> Given exercise: Output the data word for word, dropping every image.

> Extracted material:
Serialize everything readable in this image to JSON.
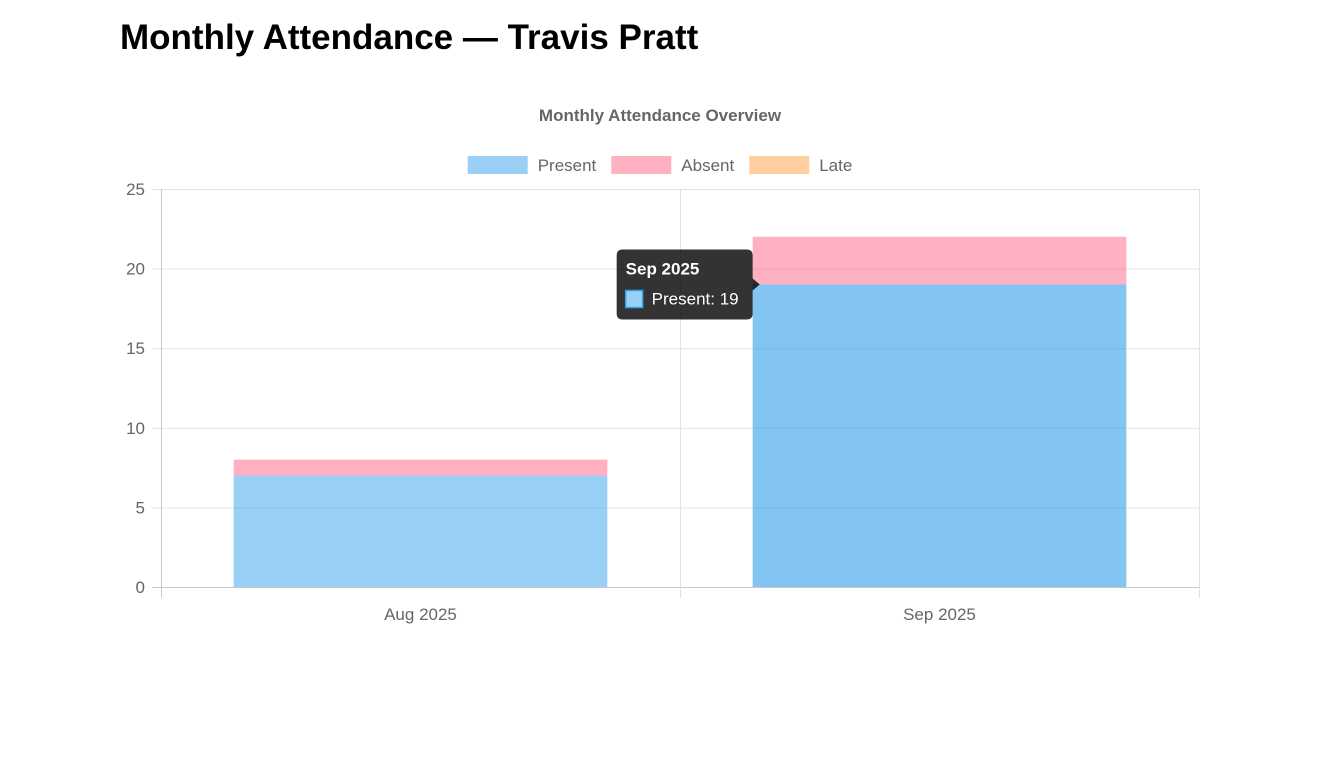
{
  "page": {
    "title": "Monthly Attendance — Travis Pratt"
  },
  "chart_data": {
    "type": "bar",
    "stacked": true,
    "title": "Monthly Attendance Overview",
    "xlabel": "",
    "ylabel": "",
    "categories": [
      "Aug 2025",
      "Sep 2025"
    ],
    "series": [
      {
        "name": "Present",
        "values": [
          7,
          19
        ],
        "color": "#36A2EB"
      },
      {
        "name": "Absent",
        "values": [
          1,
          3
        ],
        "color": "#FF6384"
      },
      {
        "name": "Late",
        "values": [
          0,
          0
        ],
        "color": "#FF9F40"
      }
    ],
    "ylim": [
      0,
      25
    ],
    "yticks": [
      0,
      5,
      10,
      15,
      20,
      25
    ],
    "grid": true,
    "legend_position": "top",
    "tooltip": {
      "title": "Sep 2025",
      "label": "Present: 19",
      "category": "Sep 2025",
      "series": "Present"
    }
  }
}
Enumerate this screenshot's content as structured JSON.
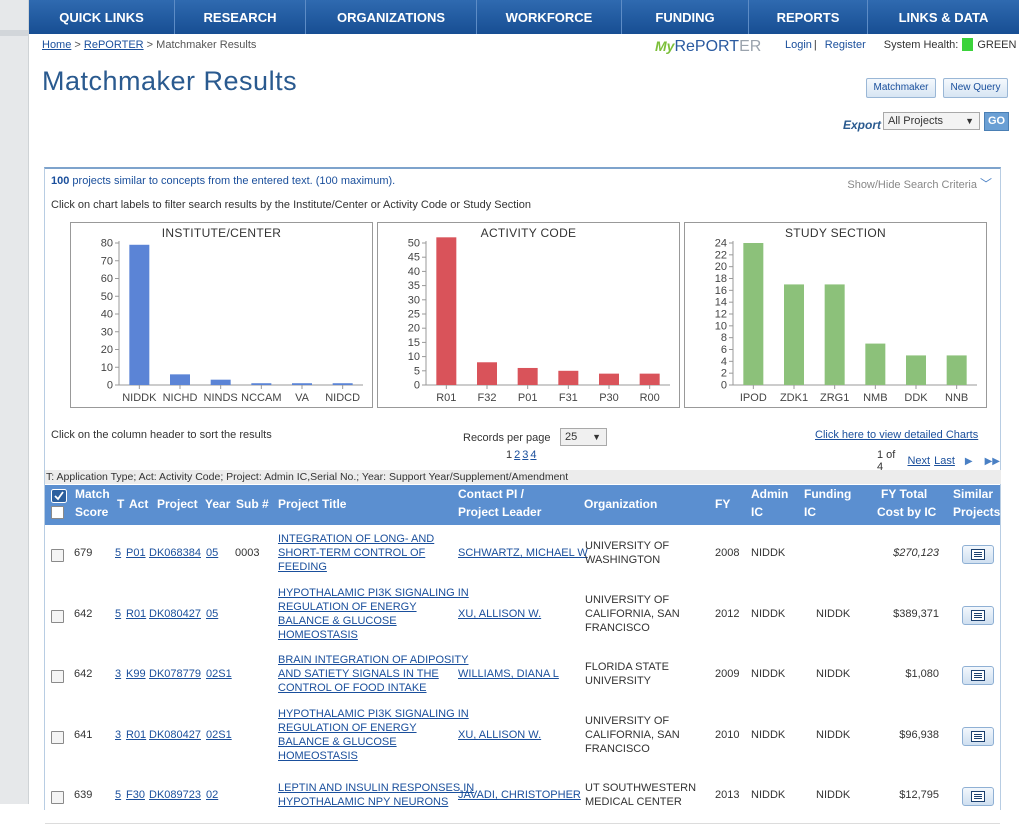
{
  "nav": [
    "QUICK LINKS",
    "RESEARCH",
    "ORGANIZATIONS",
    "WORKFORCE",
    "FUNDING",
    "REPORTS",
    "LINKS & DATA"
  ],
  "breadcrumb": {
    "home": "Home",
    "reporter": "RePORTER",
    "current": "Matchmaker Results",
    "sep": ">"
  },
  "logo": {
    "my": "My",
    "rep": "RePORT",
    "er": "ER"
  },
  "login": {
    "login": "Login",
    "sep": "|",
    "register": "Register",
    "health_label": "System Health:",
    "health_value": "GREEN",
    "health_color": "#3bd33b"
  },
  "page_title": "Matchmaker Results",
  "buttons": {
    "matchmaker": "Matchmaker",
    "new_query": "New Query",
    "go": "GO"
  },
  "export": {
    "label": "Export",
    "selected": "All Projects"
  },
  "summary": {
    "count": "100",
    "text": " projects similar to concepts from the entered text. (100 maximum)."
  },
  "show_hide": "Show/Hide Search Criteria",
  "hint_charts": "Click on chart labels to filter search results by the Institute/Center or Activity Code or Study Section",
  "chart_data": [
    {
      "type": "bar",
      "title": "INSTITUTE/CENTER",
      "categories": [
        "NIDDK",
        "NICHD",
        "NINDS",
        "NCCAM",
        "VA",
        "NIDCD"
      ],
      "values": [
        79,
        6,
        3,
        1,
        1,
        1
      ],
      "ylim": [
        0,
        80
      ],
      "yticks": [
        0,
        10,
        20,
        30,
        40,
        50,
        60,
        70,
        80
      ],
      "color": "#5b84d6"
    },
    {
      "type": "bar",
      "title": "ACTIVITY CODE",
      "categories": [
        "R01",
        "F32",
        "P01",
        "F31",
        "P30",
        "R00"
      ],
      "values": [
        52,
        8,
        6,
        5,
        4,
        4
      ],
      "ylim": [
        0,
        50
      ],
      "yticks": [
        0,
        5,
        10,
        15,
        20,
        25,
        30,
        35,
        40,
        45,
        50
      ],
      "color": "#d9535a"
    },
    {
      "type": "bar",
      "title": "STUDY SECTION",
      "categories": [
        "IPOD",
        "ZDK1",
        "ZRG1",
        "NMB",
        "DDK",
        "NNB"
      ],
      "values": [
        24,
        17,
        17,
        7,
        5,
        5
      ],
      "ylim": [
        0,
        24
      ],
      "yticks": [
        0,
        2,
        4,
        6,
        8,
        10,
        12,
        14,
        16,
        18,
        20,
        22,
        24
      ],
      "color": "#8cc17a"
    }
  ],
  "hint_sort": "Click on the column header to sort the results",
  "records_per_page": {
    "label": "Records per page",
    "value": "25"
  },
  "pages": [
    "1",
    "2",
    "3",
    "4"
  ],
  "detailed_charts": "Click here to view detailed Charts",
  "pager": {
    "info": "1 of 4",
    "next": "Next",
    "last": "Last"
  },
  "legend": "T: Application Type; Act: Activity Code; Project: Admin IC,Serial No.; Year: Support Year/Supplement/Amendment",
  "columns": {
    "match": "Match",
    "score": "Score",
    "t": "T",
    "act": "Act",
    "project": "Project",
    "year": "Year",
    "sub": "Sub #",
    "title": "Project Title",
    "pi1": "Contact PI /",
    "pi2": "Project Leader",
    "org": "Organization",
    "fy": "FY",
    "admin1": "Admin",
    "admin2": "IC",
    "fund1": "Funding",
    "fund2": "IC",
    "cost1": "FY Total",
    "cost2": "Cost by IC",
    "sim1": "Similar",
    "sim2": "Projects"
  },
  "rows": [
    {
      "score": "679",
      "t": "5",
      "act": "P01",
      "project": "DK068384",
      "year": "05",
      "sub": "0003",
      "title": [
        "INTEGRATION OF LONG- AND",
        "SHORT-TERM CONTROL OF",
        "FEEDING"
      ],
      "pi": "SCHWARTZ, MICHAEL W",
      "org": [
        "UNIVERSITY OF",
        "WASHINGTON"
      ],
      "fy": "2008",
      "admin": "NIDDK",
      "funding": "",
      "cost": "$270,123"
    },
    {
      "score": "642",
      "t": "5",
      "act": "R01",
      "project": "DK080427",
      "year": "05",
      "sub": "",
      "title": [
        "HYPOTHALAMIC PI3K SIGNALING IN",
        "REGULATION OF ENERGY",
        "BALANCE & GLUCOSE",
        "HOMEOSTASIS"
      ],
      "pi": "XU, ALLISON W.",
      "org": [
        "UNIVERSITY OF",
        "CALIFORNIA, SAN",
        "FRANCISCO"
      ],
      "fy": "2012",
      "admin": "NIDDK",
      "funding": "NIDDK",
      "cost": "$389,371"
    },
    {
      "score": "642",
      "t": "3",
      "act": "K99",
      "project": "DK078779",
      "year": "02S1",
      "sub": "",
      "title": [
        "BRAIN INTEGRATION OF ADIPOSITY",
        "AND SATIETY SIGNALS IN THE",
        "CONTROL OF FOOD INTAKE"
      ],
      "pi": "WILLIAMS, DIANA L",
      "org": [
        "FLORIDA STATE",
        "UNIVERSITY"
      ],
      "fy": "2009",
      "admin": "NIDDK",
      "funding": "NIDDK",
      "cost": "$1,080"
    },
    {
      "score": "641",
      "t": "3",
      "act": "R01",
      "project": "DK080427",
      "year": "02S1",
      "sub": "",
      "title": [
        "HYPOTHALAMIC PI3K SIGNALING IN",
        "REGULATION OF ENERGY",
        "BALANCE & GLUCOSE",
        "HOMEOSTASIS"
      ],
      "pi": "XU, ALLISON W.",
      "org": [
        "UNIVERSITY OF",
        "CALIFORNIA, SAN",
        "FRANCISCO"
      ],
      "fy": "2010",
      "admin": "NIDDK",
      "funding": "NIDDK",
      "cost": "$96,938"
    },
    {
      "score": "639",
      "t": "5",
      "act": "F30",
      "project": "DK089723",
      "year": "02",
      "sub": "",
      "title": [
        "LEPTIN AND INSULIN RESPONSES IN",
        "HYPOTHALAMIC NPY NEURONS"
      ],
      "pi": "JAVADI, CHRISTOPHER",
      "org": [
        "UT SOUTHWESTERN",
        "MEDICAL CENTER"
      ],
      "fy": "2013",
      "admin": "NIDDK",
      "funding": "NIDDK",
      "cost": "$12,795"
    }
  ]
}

> Right answer:
Serialize everything readable in this image to JSON.
{
  "page": {
    "title": "Monthly Attendance — Travis Pratt"
  },
  "chart_data": {
    "type": "bar",
    "stacked": true,
    "title": "Monthly Attendance Overview",
    "xlabel": "",
    "ylabel": "",
    "categories": [
      "Aug 2025",
      "Sep 2025"
    ],
    "series": [
      {
        "name": "Present",
        "values": [
          7,
          19
        ],
        "color": "#36A2EB"
      },
      {
        "name": "Absent",
        "values": [
          1,
          3
        ],
        "color": "#FF6384"
      },
      {
        "name": "Late",
        "values": [
          0,
          0
        ],
        "color": "#FF9F40"
      }
    ],
    "ylim": [
      0,
      25
    ],
    "yticks": [
      0,
      5,
      10,
      15,
      20,
      25
    ],
    "grid": true,
    "legend_position": "top",
    "tooltip": {
      "title": "Sep 2025",
      "label": "Present: 19",
      "category": "Sep 2025",
      "series": "Present"
    }
  }
}
Enumerate this screenshot's content as structured JSON.
{
  "nav": [
    "QUICK LINKS",
    "RESEARCH",
    "ORGANIZATIONS",
    "WORKFORCE",
    "FUNDING",
    "REPORTS",
    "LINKS & DATA"
  ],
  "breadcrumb": {
    "home": "Home",
    "reporter": "RePORTER",
    "current": "Matchmaker Results",
    "sep": ">"
  },
  "logo": {
    "my": "My",
    "rep": "RePORT",
    "er": "ER"
  },
  "login": {
    "login": "Login",
    "sep": "|",
    "register": "Register",
    "health_label": "System Health:",
    "health_value": "GREEN",
    "health_color": "#3bd33b"
  },
  "page_title": "Matchmaker Results",
  "buttons": {
    "matchmaker": "Matchmaker",
    "new_query": "New Query",
    "go": "GO"
  },
  "export": {
    "label": "Export",
    "selected": "All Projects"
  },
  "summary": {
    "count": "100",
    "text": " projects similar to concepts from the entered text. (100 maximum)."
  },
  "show_hide": "Show/Hide Search Criteria",
  "hint_charts": "Click on chart labels to filter search results by the Institute/Center or Activity Code or Study Section",
  "chart_data": [
    {
      "type": "bar",
      "title": "INSTITUTE/CENTER",
      "categories": [
        "NIDDK",
        "NICHD",
        "NINDS",
        "NCCAM",
        "VA",
        "NIDCD"
      ],
      "values": [
        79,
        6,
        3,
        1,
        1,
        1
      ],
      "ylim": [
        0,
        80
      ],
      "yticks": [
        0,
        10,
        20,
        30,
        40,
        50,
        60,
        70,
        80
      ],
      "color": "#5b84d6"
    },
    {
      "type": "bar",
      "title": "ACTIVITY CODE",
      "categories": [
        "R01",
        "F32",
        "P01",
        "F31",
        "P30",
        "R00"
      ],
      "values": [
        52,
        8,
        6,
        5,
        4,
        4
      ],
      "ylim": [
        0,
        50
      ],
      "yticks": [
        0,
        5,
        10,
        15,
        20,
        25,
        30,
        35,
        40,
        45,
        50
      ],
      "color": "#d9535a"
    },
    {
      "type": "bar",
      "title": "STUDY SECTION",
      "categories": [
        "IPOD",
        "ZDK1",
        "ZRG1",
        "NMB",
        "DDK",
        "NNB"
      ],
      "values": [
        24,
        17,
        17,
        7,
        5,
        5
      ],
      "ylim": [
        0,
        24
      ],
      "yticks": [
        0,
        2,
        4,
        6,
        8,
        10,
        12,
        14,
        16,
        18,
        20,
        22,
        24
      ],
      "color": "#8cc17a"
    }
  ],
  "hint_sort": "Click on the column header to sort the results",
  "records_per_page": {
    "label": "Records per page",
    "value": "25"
  },
  "pages": [
    "1",
    "2",
    "3",
    "4"
  ],
  "detailed_charts": "Click here to view detailed Charts",
  "pager": {
    "info": "1 of 4",
    "next": "Next",
    "last": "Last"
  },
  "legend": "T: Application Type; Act: Activity Code; Project: Admin IC,Serial No.; Year: Support Year/Supplement/Amendment",
  "columns": {
    "match": "Match",
    "score": "Score",
    "t": "T",
    "act": "Act",
    "project": "Project",
    "year": "Year",
    "sub": "Sub #",
    "title": "Project Title",
    "pi1": "Contact PI /",
    "pi2": "Project Leader",
    "org": "Organization",
    "fy": "FY",
    "admin1": "Admin",
    "admin2": "IC",
    "fund1": "Funding",
    "fund2": "IC",
    "cost1": "FY Total",
    "cost2": "Cost by IC",
    "sim1": "Similar",
    "sim2": "Projects"
  },
  "rows": [
    {
      "score": "679",
      "t": "5",
      "act": "P01",
      "project": "DK068384",
      "year": "05",
      "sub": "0003",
      "title": [
        "INTEGRATION OF LONG- AND",
        "SHORT-TERM CONTROL OF",
        "FEEDING"
      ],
      "pi": "SCHWARTZ, MICHAEL W",
      "org": [
        "UNIVERSITY OF",
        "WASHINGTON"
      ],
      "fy": "2008",
      "admin": "NIDDK",
      "funding": "",
      "cost": "$270,123"
    },
    {
      "score": "642",
      "t": "5",
      "act": "R01",
      "project": "DK080427",
      "year": "05",
      "sub": "",
      "title": [
        "HYPOTHALAMIC PI3K SIGNALING IN",
        "REGULATION OF ENERGY",
        "BALANCE & GLUCOSE",
        "HOMEOSTASIS"
      ],
      "pi": "XU, ALLISON W.",
      "org": [
        "UNIVERSITY OF",
        "CALIFORNIA, SAN",
        "FRANCISCO"
      ],
      "fy": "2012",
      "admin": "NIDDK",
      "funding": "NIDDK",
      "cost": "$389,371"
    },
    {
      "score": "642",
      "t": "3",
      "act": "K99",
      "project": "DK078779",
      "year": "02S1",
      "sub": "",
      "title": [
        "BRAIN INTEGRATION OF ADIPOSITY",
        "AND SATIETY SIGNALS IN THE",
        "CONTROL OF FOOD INTAKE"
      ],
      "pi": "WILLIAMS, DIANA L",
      "org": [
        "FLORIDA STATE",
        "UNIVERSITY"
      ],
      "fy": "2009",
      "admin": "NIDDK",
      "funding": "NIDDK",
      "cost": "$1,080"
    },
    {
      "score": "641",
      "t": "3",
      "act": "R01",
      "project": "DK080427",
      "year": "02S1",
      "sub": "",
      "title": [
        "HYPOTHALAMIC PI3K SIGNALING IN",
        "REGULATION OF ENERGY",
        "BALANCE & GLUCOSE",
        "HOMEOSTASIS"
      ],
      "pi": "XU, ALLISON W.",
      "org": [
        "UNIVERSITY OF",
        "CALIFORNIA, SAN",
        "FRANCISCO"
      ],
      "fy": "2010",
      "admin": "NIDDK",
      "funding": "NIDDK",
      "cost": "$96,938"
    },
    {
      "score": "639",
      "t": "5",
      "act": "F30",
      "project": "DK089723",
      "year": "02",
      "sub": "",
      "title": [
        "LEPTIN AND INSULIN RESPONSES IN",
        "HYPOTHALAMIC NPY NEURONS"
      ],
      "pi": "JAVADI, CHRISTOPHER",
      "org": [
        "UT SOUTHWESTERN",
        "MEDICAL CENTER"
      ],
      "fy": "2013",
      "admin": "NIDDK",
      "funding": "NIDDK",
      "cost": "$12,795"
    }
  ]
}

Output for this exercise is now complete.